• **SHORT EXERCISE**
Copy all lines holding the word "marker" from the entries.

[Data tied to figure images]
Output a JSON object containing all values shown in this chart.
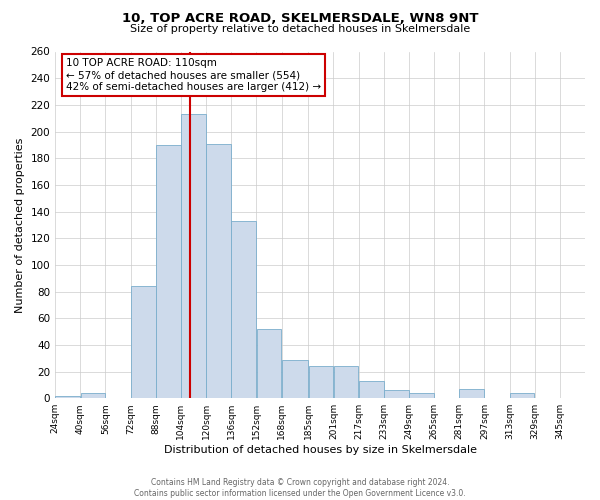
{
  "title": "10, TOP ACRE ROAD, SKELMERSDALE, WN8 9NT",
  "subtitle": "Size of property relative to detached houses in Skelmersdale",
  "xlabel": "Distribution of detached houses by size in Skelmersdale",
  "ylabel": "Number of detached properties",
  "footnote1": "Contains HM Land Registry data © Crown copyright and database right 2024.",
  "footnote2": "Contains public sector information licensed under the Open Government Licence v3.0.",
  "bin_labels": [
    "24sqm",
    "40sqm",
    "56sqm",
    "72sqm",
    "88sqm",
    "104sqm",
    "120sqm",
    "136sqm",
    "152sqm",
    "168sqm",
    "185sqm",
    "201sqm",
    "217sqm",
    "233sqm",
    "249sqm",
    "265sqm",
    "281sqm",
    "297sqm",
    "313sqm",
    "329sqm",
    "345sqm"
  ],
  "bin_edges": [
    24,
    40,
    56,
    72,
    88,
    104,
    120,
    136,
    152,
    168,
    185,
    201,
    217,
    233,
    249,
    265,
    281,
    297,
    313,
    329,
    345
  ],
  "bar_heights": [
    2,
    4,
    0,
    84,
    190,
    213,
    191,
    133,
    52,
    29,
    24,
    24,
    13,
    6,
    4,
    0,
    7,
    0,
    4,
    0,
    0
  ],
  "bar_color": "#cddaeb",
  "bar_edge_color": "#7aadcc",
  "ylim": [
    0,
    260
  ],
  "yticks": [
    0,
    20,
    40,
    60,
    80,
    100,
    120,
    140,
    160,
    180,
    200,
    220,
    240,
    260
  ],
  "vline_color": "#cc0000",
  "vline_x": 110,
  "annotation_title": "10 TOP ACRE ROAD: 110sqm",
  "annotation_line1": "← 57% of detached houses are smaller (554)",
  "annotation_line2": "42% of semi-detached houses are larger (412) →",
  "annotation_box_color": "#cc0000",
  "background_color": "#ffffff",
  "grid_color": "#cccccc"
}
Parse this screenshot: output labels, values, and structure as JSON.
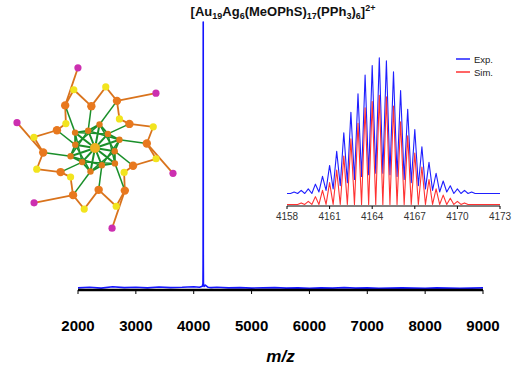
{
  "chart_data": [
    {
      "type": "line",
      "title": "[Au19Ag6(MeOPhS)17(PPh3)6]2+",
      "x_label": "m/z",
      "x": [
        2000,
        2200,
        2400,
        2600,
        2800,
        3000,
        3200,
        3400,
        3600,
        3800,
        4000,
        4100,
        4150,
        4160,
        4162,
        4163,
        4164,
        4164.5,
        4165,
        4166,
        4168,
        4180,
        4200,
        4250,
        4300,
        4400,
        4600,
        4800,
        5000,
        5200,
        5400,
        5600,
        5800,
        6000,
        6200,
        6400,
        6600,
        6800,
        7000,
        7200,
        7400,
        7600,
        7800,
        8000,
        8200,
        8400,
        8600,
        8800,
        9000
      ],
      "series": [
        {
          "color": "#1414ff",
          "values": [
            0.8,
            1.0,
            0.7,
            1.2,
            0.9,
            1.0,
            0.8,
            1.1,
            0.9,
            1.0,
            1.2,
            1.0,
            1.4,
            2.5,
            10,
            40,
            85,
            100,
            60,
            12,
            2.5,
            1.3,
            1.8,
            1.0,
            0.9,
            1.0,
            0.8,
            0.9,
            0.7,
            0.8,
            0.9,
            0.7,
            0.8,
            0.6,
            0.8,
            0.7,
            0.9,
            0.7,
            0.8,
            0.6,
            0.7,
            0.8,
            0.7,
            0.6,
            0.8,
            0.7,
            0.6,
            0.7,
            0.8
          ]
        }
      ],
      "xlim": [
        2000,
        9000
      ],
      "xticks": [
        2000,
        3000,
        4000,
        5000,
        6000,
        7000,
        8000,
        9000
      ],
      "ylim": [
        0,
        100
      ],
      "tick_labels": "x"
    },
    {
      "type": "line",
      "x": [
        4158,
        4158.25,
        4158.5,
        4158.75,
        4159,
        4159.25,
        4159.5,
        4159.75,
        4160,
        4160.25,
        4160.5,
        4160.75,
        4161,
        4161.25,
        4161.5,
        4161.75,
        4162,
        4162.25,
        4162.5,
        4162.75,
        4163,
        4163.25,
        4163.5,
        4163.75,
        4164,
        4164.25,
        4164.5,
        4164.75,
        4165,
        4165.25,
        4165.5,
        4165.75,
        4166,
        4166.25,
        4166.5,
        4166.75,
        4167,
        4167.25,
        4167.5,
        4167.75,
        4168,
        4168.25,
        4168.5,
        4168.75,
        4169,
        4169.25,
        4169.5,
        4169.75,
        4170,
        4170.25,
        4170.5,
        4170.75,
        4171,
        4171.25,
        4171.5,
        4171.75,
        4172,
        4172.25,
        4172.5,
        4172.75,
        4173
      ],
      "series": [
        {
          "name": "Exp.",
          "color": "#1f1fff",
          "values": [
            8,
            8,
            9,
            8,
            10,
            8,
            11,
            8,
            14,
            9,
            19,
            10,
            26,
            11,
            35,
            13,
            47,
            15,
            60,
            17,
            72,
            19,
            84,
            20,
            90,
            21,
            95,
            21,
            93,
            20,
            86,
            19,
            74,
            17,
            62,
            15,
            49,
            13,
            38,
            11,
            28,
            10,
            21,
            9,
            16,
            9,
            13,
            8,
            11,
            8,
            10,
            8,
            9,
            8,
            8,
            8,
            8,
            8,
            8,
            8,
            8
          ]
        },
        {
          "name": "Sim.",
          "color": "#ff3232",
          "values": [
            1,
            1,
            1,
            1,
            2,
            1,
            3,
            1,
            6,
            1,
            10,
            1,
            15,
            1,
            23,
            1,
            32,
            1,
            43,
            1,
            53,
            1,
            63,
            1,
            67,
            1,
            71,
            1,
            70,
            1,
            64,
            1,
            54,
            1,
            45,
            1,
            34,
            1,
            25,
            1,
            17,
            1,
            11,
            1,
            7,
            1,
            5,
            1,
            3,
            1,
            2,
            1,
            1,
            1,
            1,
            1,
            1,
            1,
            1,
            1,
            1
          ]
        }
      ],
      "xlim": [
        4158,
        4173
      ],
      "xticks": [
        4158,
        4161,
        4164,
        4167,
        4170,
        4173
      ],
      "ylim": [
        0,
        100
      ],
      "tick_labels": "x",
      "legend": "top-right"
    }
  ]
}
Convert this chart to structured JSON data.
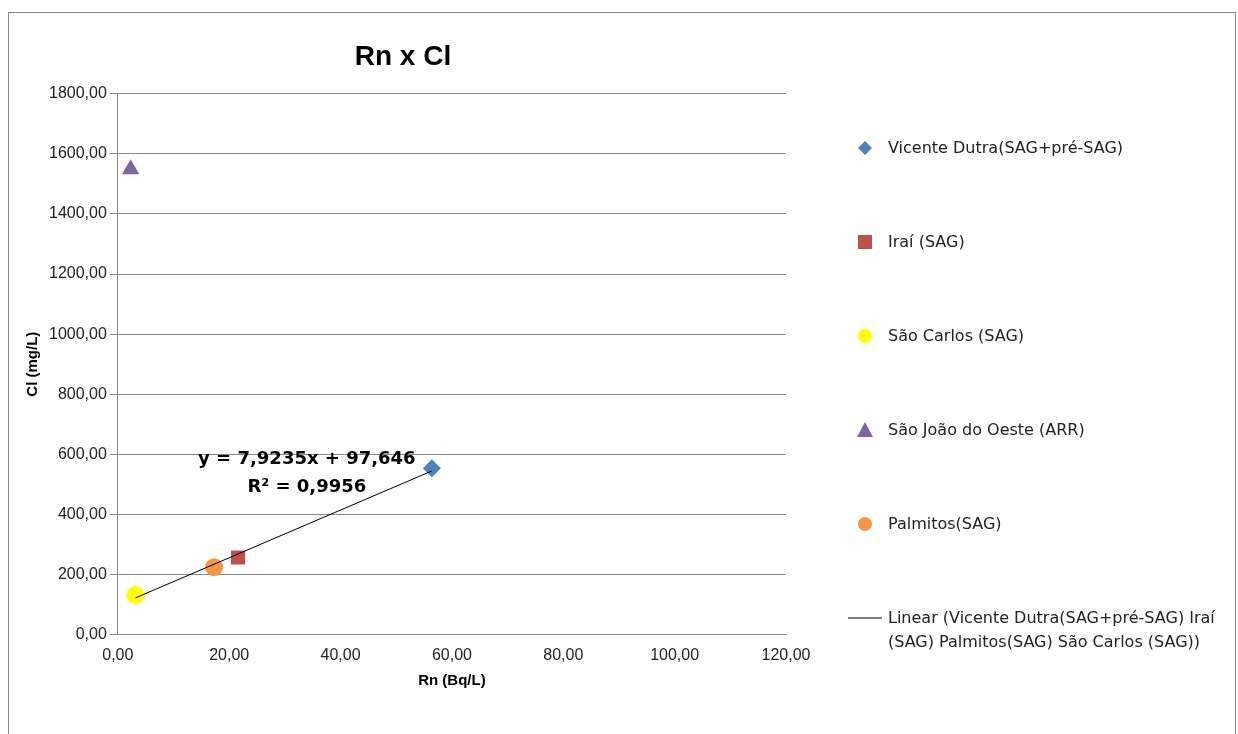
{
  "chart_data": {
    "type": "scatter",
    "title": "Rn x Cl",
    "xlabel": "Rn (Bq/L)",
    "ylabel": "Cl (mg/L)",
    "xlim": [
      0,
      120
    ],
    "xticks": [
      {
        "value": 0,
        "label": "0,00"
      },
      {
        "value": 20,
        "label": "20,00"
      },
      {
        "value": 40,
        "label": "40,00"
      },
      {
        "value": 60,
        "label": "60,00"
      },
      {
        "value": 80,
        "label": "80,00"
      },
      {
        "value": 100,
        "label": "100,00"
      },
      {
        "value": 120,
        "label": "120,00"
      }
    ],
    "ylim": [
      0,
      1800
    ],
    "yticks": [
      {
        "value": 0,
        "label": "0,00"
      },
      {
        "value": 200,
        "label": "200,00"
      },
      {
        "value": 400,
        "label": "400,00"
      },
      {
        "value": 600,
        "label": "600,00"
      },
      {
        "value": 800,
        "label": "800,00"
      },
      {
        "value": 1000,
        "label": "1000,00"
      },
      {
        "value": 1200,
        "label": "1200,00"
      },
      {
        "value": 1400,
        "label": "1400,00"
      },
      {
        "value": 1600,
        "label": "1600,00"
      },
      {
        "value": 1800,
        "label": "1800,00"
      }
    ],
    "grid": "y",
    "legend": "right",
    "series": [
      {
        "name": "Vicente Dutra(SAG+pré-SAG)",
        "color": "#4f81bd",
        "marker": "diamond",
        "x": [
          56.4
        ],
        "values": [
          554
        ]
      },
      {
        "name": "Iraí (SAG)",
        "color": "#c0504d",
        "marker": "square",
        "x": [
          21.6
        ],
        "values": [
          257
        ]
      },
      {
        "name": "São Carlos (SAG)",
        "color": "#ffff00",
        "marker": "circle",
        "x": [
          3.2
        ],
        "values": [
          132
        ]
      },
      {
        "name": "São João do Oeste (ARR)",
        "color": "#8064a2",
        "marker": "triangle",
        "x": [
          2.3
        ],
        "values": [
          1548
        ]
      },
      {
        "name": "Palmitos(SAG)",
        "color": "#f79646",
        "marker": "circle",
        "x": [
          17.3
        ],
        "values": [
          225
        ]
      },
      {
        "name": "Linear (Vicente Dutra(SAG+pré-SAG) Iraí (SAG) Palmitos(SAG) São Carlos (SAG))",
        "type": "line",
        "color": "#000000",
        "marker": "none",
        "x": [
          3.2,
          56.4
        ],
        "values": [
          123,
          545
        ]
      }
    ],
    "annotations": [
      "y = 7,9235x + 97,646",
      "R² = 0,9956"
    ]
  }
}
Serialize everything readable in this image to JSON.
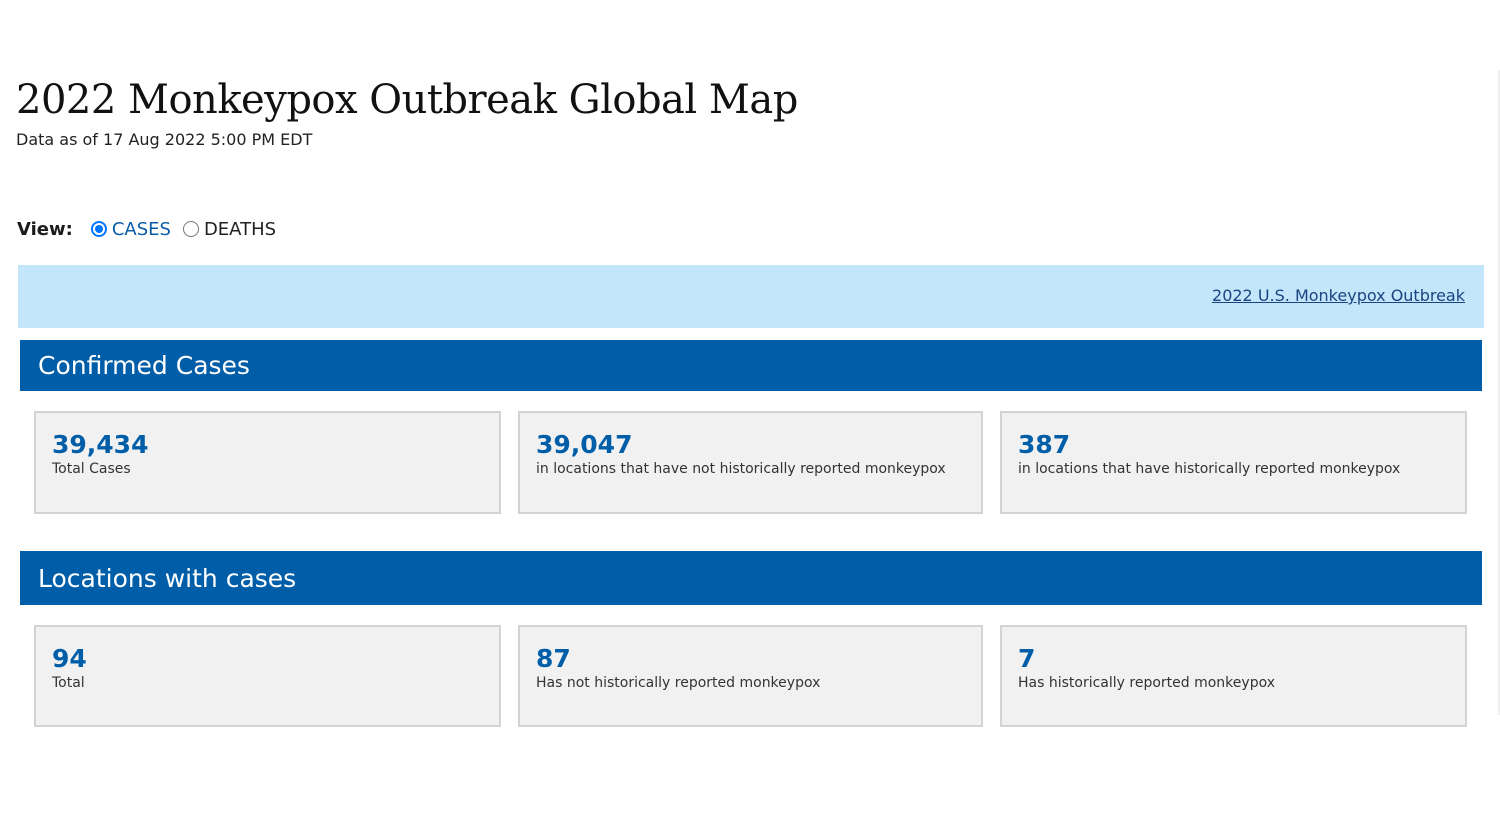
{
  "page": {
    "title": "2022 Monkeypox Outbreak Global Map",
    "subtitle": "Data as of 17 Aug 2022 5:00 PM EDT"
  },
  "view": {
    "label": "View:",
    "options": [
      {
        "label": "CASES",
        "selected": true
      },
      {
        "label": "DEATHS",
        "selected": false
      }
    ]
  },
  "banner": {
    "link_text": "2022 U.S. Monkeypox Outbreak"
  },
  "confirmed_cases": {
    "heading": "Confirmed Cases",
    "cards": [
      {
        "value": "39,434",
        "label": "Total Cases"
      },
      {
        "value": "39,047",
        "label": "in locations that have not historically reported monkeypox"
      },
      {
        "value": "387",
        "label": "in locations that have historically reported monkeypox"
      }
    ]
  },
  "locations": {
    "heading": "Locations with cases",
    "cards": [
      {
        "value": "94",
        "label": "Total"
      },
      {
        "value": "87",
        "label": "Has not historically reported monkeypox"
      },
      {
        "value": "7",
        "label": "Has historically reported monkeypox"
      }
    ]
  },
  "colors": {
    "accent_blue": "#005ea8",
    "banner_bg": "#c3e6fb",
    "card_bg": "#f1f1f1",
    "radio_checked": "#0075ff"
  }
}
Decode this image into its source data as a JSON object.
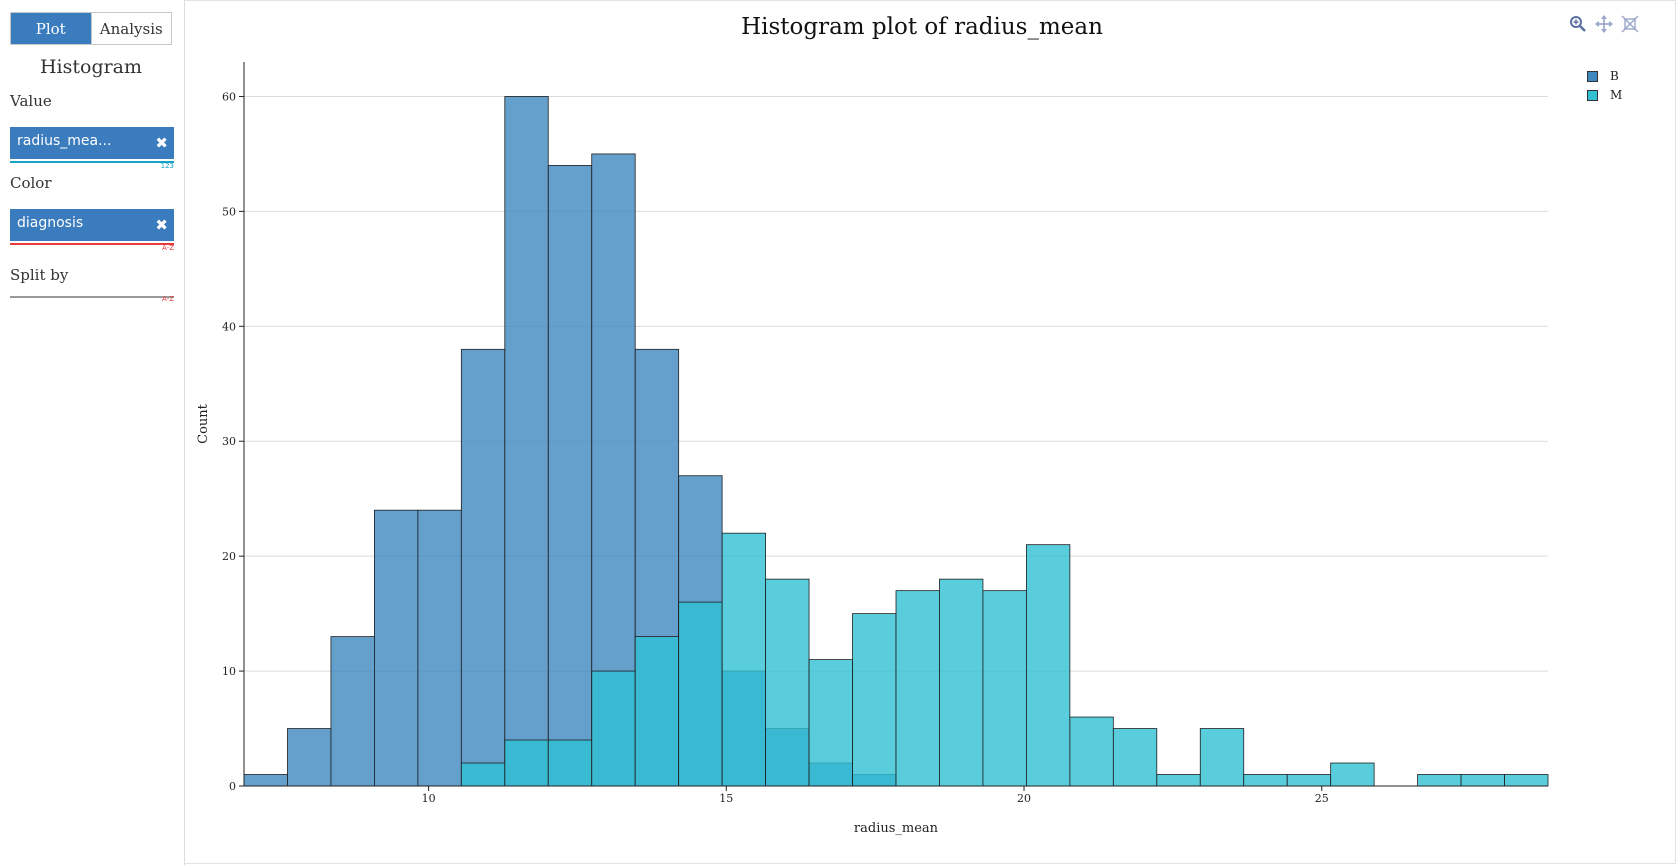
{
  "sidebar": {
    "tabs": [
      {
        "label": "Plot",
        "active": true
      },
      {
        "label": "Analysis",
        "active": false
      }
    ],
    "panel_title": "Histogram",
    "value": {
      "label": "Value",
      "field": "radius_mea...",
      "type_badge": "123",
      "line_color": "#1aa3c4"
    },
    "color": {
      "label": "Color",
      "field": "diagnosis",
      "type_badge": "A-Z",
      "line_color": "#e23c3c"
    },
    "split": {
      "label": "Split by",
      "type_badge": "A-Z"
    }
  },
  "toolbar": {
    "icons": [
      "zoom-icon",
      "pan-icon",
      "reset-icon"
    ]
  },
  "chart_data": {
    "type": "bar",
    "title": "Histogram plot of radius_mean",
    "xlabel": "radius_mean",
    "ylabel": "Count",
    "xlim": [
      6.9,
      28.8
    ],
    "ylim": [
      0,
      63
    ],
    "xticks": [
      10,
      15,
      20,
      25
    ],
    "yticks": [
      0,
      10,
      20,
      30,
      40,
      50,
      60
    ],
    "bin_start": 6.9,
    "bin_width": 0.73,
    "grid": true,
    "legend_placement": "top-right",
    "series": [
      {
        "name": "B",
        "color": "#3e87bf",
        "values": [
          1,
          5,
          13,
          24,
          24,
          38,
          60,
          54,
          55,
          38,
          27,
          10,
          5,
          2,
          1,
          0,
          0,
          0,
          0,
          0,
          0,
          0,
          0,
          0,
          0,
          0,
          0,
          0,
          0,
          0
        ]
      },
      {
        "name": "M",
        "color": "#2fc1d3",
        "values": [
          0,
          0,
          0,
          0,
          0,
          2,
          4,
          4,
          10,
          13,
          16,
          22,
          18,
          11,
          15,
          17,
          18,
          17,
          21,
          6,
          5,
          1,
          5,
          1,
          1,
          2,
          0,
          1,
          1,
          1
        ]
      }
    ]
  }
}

• **WORKED ANSWER**
        "marker": "diamond",
        "marker": "square",
        "marker": "circle",
        "marker": "triangle",
        "marker": "circle",
        "marker": "none",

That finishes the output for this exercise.